Output verbatim the data from its first line up to and including the line that contains "189, 568, 204]".

* Start Working data *

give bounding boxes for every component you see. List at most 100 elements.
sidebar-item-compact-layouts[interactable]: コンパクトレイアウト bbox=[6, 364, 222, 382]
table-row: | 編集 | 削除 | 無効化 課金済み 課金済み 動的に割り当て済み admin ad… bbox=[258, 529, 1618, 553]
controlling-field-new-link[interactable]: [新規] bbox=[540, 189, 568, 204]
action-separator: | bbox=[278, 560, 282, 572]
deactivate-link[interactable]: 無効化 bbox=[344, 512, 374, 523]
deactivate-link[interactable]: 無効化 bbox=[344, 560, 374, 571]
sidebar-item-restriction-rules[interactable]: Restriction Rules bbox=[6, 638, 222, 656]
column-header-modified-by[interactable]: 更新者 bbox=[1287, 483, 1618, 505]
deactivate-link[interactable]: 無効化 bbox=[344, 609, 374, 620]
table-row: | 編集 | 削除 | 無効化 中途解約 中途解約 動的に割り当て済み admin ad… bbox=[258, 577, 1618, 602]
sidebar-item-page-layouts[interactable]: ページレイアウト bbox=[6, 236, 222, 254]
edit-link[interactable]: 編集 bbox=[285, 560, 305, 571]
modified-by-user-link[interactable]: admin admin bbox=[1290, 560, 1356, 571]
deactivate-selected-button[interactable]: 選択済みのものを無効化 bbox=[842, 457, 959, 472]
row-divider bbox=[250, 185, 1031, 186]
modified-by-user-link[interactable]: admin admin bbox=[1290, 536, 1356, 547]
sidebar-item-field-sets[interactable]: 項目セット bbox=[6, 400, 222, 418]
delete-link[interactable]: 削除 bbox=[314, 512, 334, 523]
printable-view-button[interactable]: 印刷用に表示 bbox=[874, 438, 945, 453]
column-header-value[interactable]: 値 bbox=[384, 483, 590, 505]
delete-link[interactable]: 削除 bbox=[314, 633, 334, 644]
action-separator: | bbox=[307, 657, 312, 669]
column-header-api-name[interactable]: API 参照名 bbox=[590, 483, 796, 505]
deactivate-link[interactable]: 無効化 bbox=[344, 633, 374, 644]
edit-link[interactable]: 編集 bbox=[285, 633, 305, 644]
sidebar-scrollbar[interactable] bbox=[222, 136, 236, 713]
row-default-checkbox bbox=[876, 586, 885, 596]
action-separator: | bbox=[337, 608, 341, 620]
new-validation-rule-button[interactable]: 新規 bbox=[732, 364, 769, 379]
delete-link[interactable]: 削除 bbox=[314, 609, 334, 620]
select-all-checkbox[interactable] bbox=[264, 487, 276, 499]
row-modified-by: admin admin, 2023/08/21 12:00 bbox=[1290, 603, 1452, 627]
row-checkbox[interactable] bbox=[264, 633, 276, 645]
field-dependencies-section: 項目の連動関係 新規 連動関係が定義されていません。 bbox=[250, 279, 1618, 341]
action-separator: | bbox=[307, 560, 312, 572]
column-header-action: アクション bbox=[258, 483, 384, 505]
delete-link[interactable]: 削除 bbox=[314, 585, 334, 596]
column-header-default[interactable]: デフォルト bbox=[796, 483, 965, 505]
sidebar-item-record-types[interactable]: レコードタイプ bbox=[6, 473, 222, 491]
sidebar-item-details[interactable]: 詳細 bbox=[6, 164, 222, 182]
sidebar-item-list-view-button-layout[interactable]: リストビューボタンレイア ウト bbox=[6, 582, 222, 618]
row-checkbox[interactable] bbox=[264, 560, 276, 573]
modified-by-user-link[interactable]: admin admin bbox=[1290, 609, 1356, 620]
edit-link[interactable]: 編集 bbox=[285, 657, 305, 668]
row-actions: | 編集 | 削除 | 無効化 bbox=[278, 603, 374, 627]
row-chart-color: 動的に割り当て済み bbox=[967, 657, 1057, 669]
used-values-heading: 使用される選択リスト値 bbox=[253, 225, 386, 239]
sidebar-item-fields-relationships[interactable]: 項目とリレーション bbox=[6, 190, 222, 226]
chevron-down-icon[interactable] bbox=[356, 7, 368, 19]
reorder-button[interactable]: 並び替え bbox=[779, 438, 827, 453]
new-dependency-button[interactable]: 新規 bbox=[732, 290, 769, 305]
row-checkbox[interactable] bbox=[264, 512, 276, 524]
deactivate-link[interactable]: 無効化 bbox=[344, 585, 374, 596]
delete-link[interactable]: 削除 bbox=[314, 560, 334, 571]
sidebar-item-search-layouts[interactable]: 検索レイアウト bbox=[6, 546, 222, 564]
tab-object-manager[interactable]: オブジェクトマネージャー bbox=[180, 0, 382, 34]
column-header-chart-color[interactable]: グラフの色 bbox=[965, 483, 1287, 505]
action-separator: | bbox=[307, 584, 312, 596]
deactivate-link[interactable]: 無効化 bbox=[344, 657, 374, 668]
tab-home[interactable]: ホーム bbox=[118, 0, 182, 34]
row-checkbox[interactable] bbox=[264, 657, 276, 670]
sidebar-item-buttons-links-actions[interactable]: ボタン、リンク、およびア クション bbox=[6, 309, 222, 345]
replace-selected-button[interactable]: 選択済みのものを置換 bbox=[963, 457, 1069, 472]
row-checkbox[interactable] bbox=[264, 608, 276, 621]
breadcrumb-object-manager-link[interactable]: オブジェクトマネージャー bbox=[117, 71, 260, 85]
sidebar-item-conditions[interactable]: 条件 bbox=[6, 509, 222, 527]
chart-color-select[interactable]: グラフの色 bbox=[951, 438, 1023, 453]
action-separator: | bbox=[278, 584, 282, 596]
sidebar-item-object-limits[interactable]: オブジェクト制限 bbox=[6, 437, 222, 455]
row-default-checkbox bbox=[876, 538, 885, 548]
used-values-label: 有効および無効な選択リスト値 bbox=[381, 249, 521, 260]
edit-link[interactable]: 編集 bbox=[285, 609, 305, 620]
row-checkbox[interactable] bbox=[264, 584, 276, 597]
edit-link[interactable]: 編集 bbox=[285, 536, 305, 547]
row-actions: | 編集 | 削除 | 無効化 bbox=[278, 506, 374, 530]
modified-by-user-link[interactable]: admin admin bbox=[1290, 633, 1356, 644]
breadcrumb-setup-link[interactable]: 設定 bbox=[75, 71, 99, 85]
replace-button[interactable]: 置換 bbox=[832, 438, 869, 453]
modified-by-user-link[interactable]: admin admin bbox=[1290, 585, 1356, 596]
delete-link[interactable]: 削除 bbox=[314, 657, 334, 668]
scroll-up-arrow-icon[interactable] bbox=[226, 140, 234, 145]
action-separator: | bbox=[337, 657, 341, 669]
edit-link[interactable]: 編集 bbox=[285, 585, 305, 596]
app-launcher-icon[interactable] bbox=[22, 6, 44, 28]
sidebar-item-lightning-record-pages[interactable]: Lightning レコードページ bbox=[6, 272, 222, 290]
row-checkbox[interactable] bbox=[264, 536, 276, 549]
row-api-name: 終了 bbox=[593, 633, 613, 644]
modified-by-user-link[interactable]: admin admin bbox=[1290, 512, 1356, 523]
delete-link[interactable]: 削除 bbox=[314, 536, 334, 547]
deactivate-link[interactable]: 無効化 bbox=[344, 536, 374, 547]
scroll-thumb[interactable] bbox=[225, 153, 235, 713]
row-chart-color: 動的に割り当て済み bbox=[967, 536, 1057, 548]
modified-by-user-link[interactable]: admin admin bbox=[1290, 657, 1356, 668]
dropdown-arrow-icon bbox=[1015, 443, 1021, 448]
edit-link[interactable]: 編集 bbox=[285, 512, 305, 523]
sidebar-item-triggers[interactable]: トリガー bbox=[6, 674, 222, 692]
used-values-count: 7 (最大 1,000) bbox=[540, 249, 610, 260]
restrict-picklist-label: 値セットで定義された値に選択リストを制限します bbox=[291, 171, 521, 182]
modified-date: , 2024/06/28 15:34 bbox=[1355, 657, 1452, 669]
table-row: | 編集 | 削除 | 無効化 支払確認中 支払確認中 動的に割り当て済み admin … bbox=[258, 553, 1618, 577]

* End Working data *

(Answer to the exercise):
give bounding boxes for every component you see. List at most 100 elements.
sidebar-item-compact-layouts[interactable]: コンパクトレイアウト bbox=[6, 364, 222, 382]
table-row: | 編集 | 削除 | 無効化 課金済み 課金済み 動的に割り当て済み admin ad… bbox=[258, 529, 1618, 553]
controlling-field-new-link[interactable]: [新規] bbox=[540, 189, 568, 204]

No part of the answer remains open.